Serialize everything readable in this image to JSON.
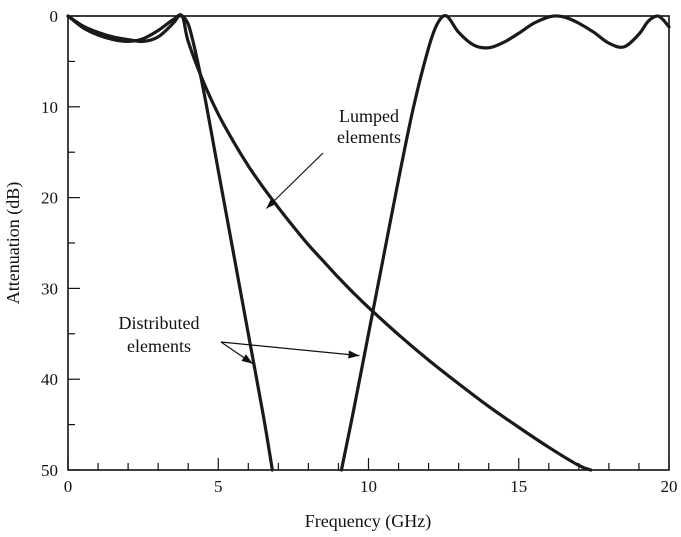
{
  "chart_data": {
    "type": "line",
    "title": "",
    "xlabel": "Frequency (GHz)",
    "ylabel": "Attenuation (dB)",
    "xlim": [
      0,
      20
    ],
    "ylim": [
      0,
      50
    ],
    "y_inverted": true,
    "grid": false,
    "x_ticks": [
      "0",
      "5",
      "10",
      "15",
      "20"
    ],
    "y_ticks": [
      "0",
      "10",
      "20",
      "30",
      "40",
      "50"
    ],
    "series": [
      {
        "name": "Lumped elements",
        "x": [
          0,
          0.5,
          1,
          1.5,
          2,
          2.5,
          3,
          3.5,
          3.8,
          4.0,
          4.5,
          5,
          5.5,
          6,
          6.5,
          7,
          7.5,
          8,
          8.5,
          9,
          9.5,
          10,
          11,
          12,
          13,
          14,
          15,
          16,
          17,
          17.4
        ],
        "y": [
          0,
          1.3,
          2.1,
          2.6,
          2.8,
          2.5,
          1.6,
          0.4,
          0,
          2.8,
          7.2,
          10.8,
          13.8,
          16.5,
          18.9,
          21.1,
          23.2,
          25.2,
          27.0,
          28.8,
          30.5,
          32.1,
          35.1,
          37.9,
          40.5,
          43.0,
          45.3,
          47.5,
          49.5,
          50
        ]
      },
      {
        "name": "Distributed elements",
        "x": [
          0,
          0.5,
          1,
          1.5,
          2,
          2.5,
          3,
          3.5,
          3.7,
          3.9,
          4.1,
          4.5,
          5,
          5.5,
          6,
          6.5,
          6.8
        ],
        "y": [
          0,
          1.1,
          1.8,
          2.3,
          2.6,
          2.8,
          2.3,
          0.8,
          0,
          0.3,
          2.0,
          8.0,
          17.0,
          26.0,
          35.0,
          44.0,
          50
        ]
      },
      {
        "name": "Distributed elements",
        "x": [
          9.1,
          9.5,
          10,
          10.5,
          11,
          11.5,
          12,
          12.3,
          12.6,
          13,
          13.5,
          14,
          14.5,
          15,
          15.5,
          16,
          16.3,
          16.6,
          17,
          17.5,
          18,
          18.5,
          19,
          19.3,
          19.6,
          19.8,
          20
        ],
        "y": [
          50,
          43.5,
          35.0,
          26.5,
          18.0,
          10.0,
          3.5,
          0.8,
          0,
          1.8,
          3.2,
          3.5,
          2.9,
          1.9,
          0.8,
          0.1,
          0,
          0.2,
          0.8,
          1.8,
          3.0,
          3.4,
          2.0,
          0.6,
          0,
          0.4,
          1.2
        ]
      }
    ],
    "annotations": [
      {
        "text": "Lumped",
        "line2": "elements",
        "x": 10.0,
        "y": 13.1,
        "arrow_to": [
          6.6,
          21.2
        ]
      },
      {
        "text": "Distributed",
        "line2": "elements",
        "x": 2.6,
        "y": 35.3,
        "arrow_to_1": [
          6.15,
          38.3
        ],
        "arrow_to_2": [
          9.7,
          37.4
        ]
      }
    ]
  }
}
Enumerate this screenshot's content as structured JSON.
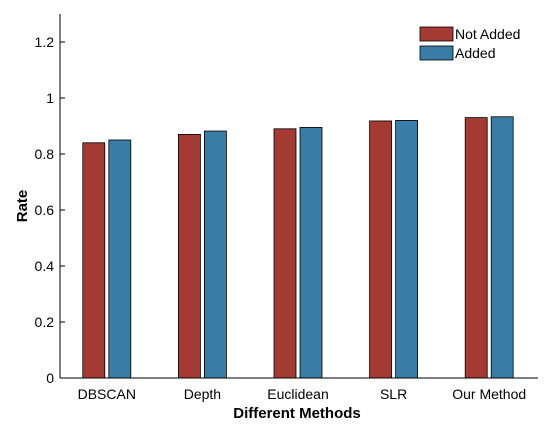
{
  "chart_data": {
    "type": "bar",
    "title": "",
    "xlabel": "Different Methods",
    "ylabel": "Rate",
    "categories": [
      "DBSCAN",
      "Depth",
      "Euclidean",
      "SLR",
      "Our Method"
    ],
    "series": [
      {
        "name": "Not Added",
        "color": "#a33a34",
        "values": [
          0.84,
          0.87,
          0.89,
          0.918,
          0.93
        ]
      },
      {
        "name": "Added",
        "color": "#3a7ca5",
        "values": [
          0.85,
          0.882,
          0.895,
          0.92,
          0.933
        ]
      }
    ],
    "ylim": [
      0,
      1.3
    ],
    "yticks": [
      0,
      0.2,
      0.4,
      0.6,
      0.8,
      1,
      1.2
    ],
    "ytick_labels": [
      "0",
      "0.2",
      "0.4",
      "0.6",
      "0.8",
      "1",
      "1.2"
    ],
    "grid": false,
    "legend": "top-right"
  }
}
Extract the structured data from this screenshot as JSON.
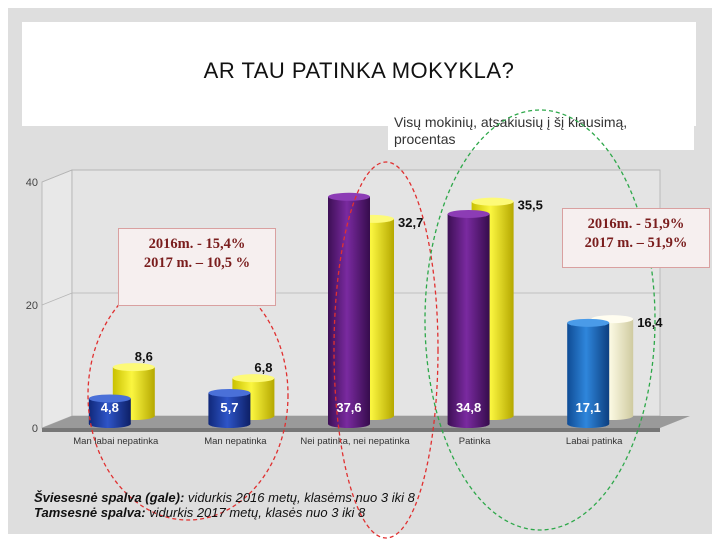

[Your instructions]
Copy the data exactly. Any picture it contains is to be omitted.

[Answer to this task]
Serialize everything readable in this image to JSON.
{
  "chart_data": {
    "type": "line",
    "title": "",
    "xlabel": "Frequency (GHz)",
    "ylabel": "Attenuation (dB)",
    "xlim": [
      0,
      20
    ],
    "ylim": [
      0,
      50
    ],
    "y_inverted": true,
    "grid": false,
    "x_ticks": [
      "0",
      "5",
      "10",
      "15",
      "20"
    ],
    "y_ticks": [
      "0",
      "10",
      "20",
      "30",
      "40",
      "50"
    ],
    "series": [
      {
        "name": "Lumped elements",
        "x": [
          0,
          0.5,
          1,
          1.5,
          2,
          2.5,
          3,
          3.5,
          3.8,
          4.0,
          4.5,
          5,
          5.5,
          6,
          6.5,
          7,
          7.5,
          8,
          8.5,
          9,
          9.5,
          10,
          11,
          12,
          13,
          14,
          15,
          16,
          17,
          17.4
        ],
        "y": [
          0,
          1.3,
          2.1,
          2.6,
          2.8,
          2.5,
          1.6,
          0.4,
          0,
          2.8,
          7.2,
          10.8,
          13.8,
          16.5,
          18.9,
          21.1,
          23.2,
          25.2,
          27.0,
          28.8,
          30.5,
          32.1,
          35.1,
          37.9,
          40.5,
          43.0,
          45.3,
          47.5,
          49.5,
          50
        ]
      },
      {
        "name": "Distributed elements",
        "x": [
          0,
          0.5,
          1,
          1.5,
          2,
          2.5,
          3,
          3.5,
          3.7,
          3.9,
          4.1,
          4.5,
          5,
          5.5,
          6,
          6.5,
          6.8
        ],
        "y": [
          0,
          1.1,
          1.8,
          2.3,
          2.6,
          2.8,
          2.3,
          0.8,
          0,
          0.3,
          2.0,
          8.0,
          17.0,
          26.0,
          35.0,
          44.0,
          50
        ]
      },
      {
        "name": "Distributed elements",
        "x": [
          9.1,
          9.5,
          10,
          10.5,
          11,
          11.5,
          12,
          12.3,
          12.6,
          13,
          13.5,
          14,
          14.5,
          15,
          15.5,
          16,
          16.3,
          16.6,
          17,
          17.5,
          18,
          18.5,
          19,
          19.3,
          19.6,
          19.8,
          20
        ],
        "y": [
          50,
          43.5,
          35.0,
          26.5,
          18.0,
          10.0,
          3.5,
          0.8,
          0,
          1.8,
          3.2,
          3.5,
          2.9,
          1.9,
          0.8,
          0.1,
          0,
          0.2,
          0.8,
          1.8,
          3.0,
          3.4,
          2.0,
          0.6,
          0,
          0.4,
          1.2
        ]
      }
    ],
    "annotations": [
      {
        "text": "Lumped",
        "line2": "elements",
        "x": 10.0,
        "y": 13.1,
        "arrow_to": [
          6.6,
          21.2
        ]
      },
      {
        "text": "Distributed",
        "line2": "elements",
        "x": 2.6,
        "y": 35.3,
        "arrow_to_1": [
          6.15,
          38.3
        ],
        "arrow_to_2": [
          9.7,
          37.4
        ]
      }
    ]
  }
}
Enumerate this screenshot's content as structured JSON.
{
  "chart_data": {
    "type": "bar",
    "title": "",
    "xlabel": "Different Methods",
    "ylabel": "Rate",
    "categories": [
      "DBSCAN",
      "Depth",
      "Euclidean",
      "SLR",
      "Our Method"
    ],
    "series": [
      {
        "name": "Not Added",
        "color": "#a33a34",
        "values": [
          0.84,
          0.87,
          0.89,
          0.918,
          0.93
        ]
      },
      {
        "name": "Added",
        "color": "#3a7ca5",
        "values": [
          0.85,
          0.882,
          0.895,
          0.92,
          0.933
        ]
      }
    ],
    "ylim": [
      0,
      1.3
    ],
    "yticks": [
      0,
      0.2,
      0.4,
      0.6,
      0.8,
      1,
      1.2
    ],
    "ytick_labels": [
      "0",
      "0.2",
      "0.4",
      "0.6",
      "0.8",
      "1",
      "1.2"
    ],
    "grid": false,
    "legend": "top-right"
  }
}
Extract the structured data from this screenshot as JSON.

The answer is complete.